Dataset entries on figures
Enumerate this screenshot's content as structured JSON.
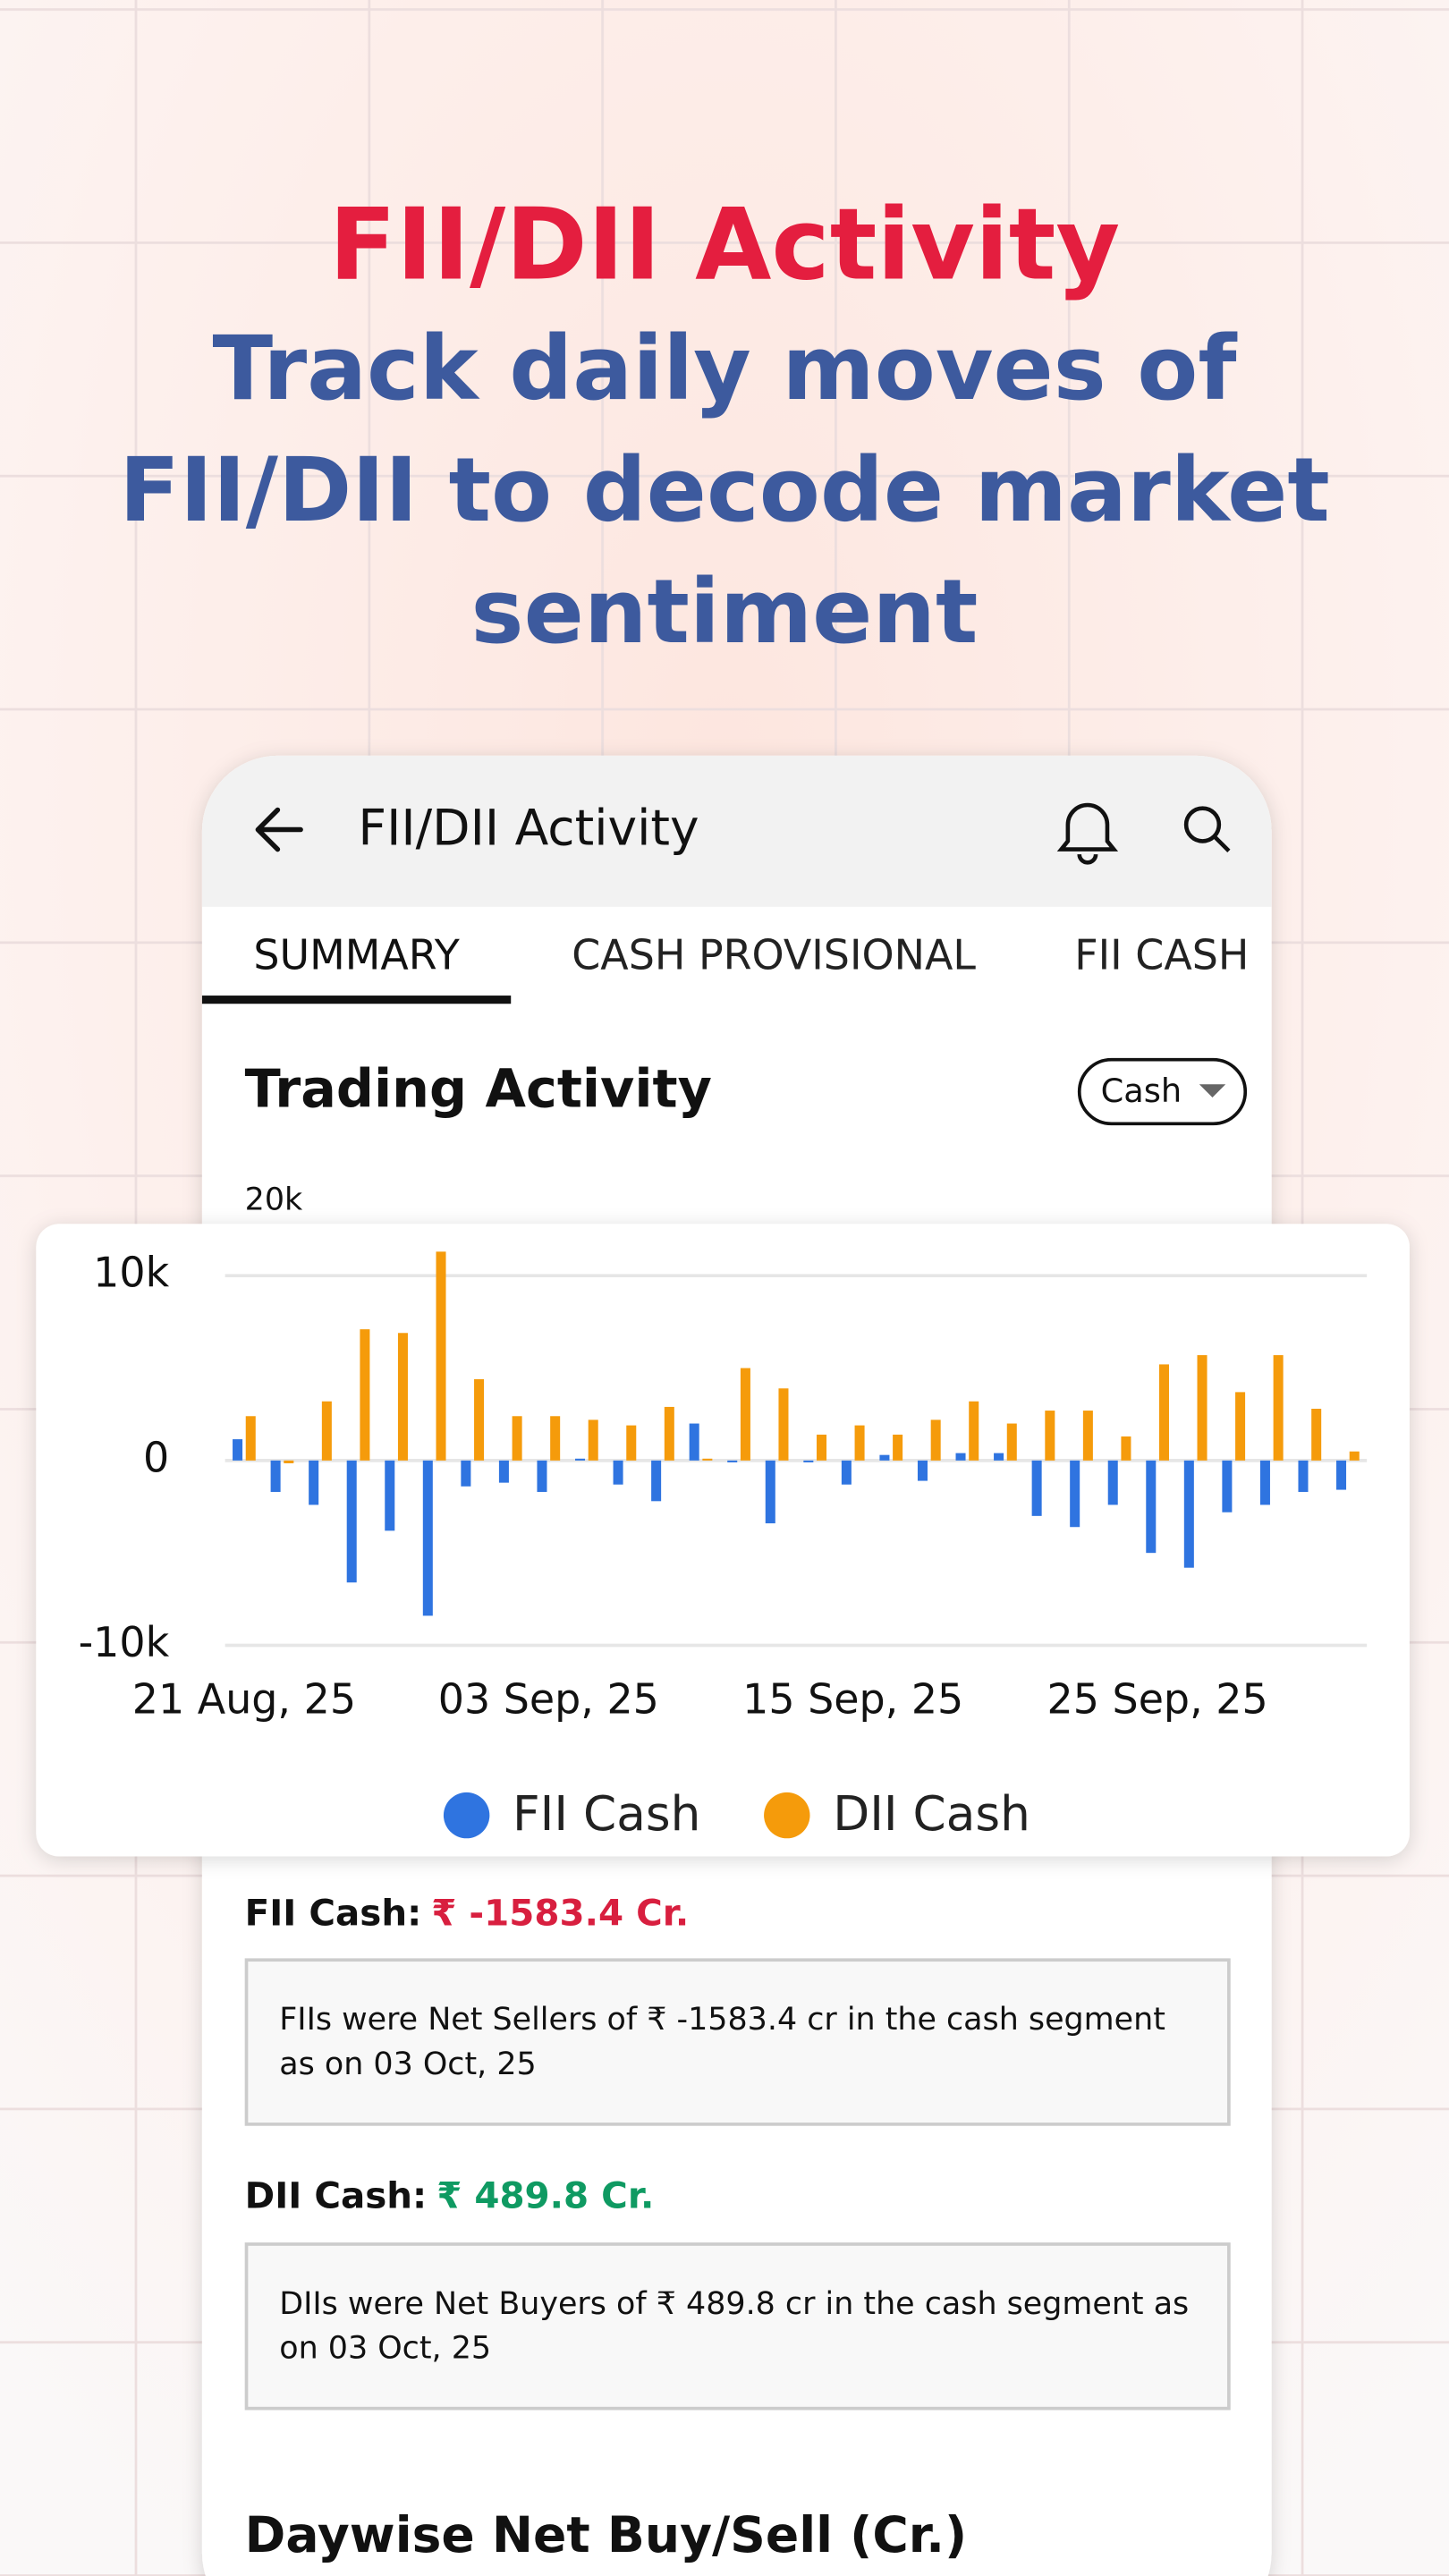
{
  "header": {
    "title": "FII/DII Activity",
    "subtitle_lines": [
      "Track daily moves of",
      "FII/DII to decode market",
      "sentiment"
    ]
  },
  "app": {
    "title": "FII/DII Activity",
    "tabs": [
      "SUMMARY",
      "CASH PROVISIONAL",
      "FII CASH"
    ],
    "section_title": "Trading Activity",
    "dropdown": "Cash",
    "hidden_axis_label": "20k",
    "fii": {
      "label": "FII Cash:",
      "value": "₹ -1583.4 Cr.",
      "note_lines": [
        "FIIs were Net Sellers of ₹ -1583.4 cr in the cash segment",
        "as on 03 Oct, 25"
      ]
    },
    "dii": {
      "label": "DII Cash:",
      "value": "₹ 489.8 Cr.",
      "note_lines": [
        "DIIs were Net Buyers of ₹ 489.8 cr in the cash segment as",
        "on 03 Oct, 25"
      ]
    },
    "daywise_title": "Daywise Net Buy/Sell (Cr.)"
  },
  "chart_data": {
    "type": "bar",
    "categories": [
      "21 Aug, 25",
      null,
      null,
      null,
      null,
      null,
      null,
      null,
      "03 Sep, 25",
      null,
      null,
      null,
      null,
      null,
      null,
      null,
      "15 Sep, 25",
      null,
      null,
      null,
      null,
      null,
      null,
      null,
      "25 Sep, 25",
      null,
      null,
      null,
      null,
      null
    ],
    "series": [
      {
        "name": "FII Cash",
        "color": "#2f74e0",
        "values": [
          1150,
          -1700,
          -2400,
          -6600,
          -3800,
          -8400,
          -1400,
          -1200,
          -1700,
          100,
          -1300,
          -2200,
          2000,
          -100,
          -3400,
          -100,
          -1300,
          300,
          -1100,
          400,
          400,
          -3000,
          -3600,
          -2400,
          -5000,
          -5800,
          -2800,
          -2400,
          -1700,
          -1583.4
        ]
      },
      {
        "name": "DII Cash",
        "color": "#f59b0b",
        "values": [
          2400,
          -150,
          3200,
          7100,
          6900,
          11300,
          4400,
          2400,
          2400,
          2200,
          1900,
          2900,
          100,
          5000,
          3900,
          1400,
          1900,
          1400,
          2200,
          3200,
          2000,
          2700,
          2700,
          1300,
          5200,
          5700,
          3700,
          5700,
          2800,
          489.8
        ]
      }
    ],
    "ylim": [
      -10000,
      12000
    ],
    "yticks": [
      {
        "value": -10000,
        "label": "-10k"
      },
      0,
      {
        "value": 10000,
        "label": "10k"
      }
    ],
    "grid": true
  }
}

- **INSTRUCTION**:
Exclude the images and reproduce the remaining data exactly.

- **RESPONSE FOR THIS EXERCISE**:
Enumerate this screenshot's content as structured JSON.
{
  "header": {
    "title": "FII/DII Activity",
    "subtitle_lines": [
      "Track daily moves of",
      "FII/DII to decode market",
      "sentiment"
    ]
  },
  "app": {
    "title": "FII/DII Activity",
    "tabs": [
      "SUMMARY",
      "CASH PROVISIONAL",
      "FII CASH"
    ],
    "section_title": "Trading Activity",
    "dropdown": "Cash",
    "hidden_axis_label": "20k",
    "fii": {
      "label": "FII Cash:",
      "value": "₹ -1583.4 Cr.",
      "note_lines": [
        "FIIs were Net Sellers of ₹ -1583.4 cr in the cash segment",
        "as on 03 Oct, 25"
      ]
    },
    "dii": {
      "label": "DII Cash:",
      "value": "₹ 489.8 Cr.",
      "note_lines": [
        "DIIs were Net Buyers of ₹ 489.8 cr in the cash segment as",
        "on 03 Oct, 25"
      ]
    },
    "daywise_title": "Daywise Net Buy/Sell (Cr.)"
  },
  "chart_data": {
    "type": "bar",
    "categories": [
      "21 Aug, 25",
      null,
      null,
      null,
      null,
      null,
      null,
      null,
      "03 Sep, 25",
      null,
      null,
      null,
      null,
      null,
      null,
      null,
      "15 Sep, 25",
      null,
      null,
      null,
      null,
      null,
      null,
      null,
      "25 Sep, 25",
      null,
      null,
      null,
      null,
      null
    ],
    "series": [
      {
        "name": "FII Cash",
        "color": "#2f74e0",
        "values": [
          1150,
          -1700,
          -2400,
          -6600,
          -3800,
          -8400,
          -1400,
          -1200,
          -1700,
          100,
          -1300,
          -2200,
          2000,
          -100,
          -3400,
          -100,
          -1300,
          300,
          -1100,
          400,
          400,
          -3000,
          -3600,
          -2400,
          -5000,
          -5800,
          -2800,
          -2400,
          -1700,
          -1583.4
        ]
      },
      {
        "name": "DII Cash",
        "color": "#f59b0b",
        "values": [
          2400,
          -150,
          3200,
          7100,
          6900,
          11300,
          4400,
          2400,
          2400,
          2200,
          1900,
          2900,
          100,
          5000,
          3900,
          1400,
          1900,
          1400,
          2200,
          3200,
          2000,
          2700,
          2700,
          1300,
          5200,
          5700,
          3700,
          5700,
          2800,
          489.8
        ]
      }
    ],
    "ylim": [
      -10000,
      12000
    ],
    "yticks": [
      {
        "value": -10000,
        "label": "-10k"
      },
      0,
      {
        "value": 10000,
        "label": "10k"
      }
    ],
    "grid": true
  }
}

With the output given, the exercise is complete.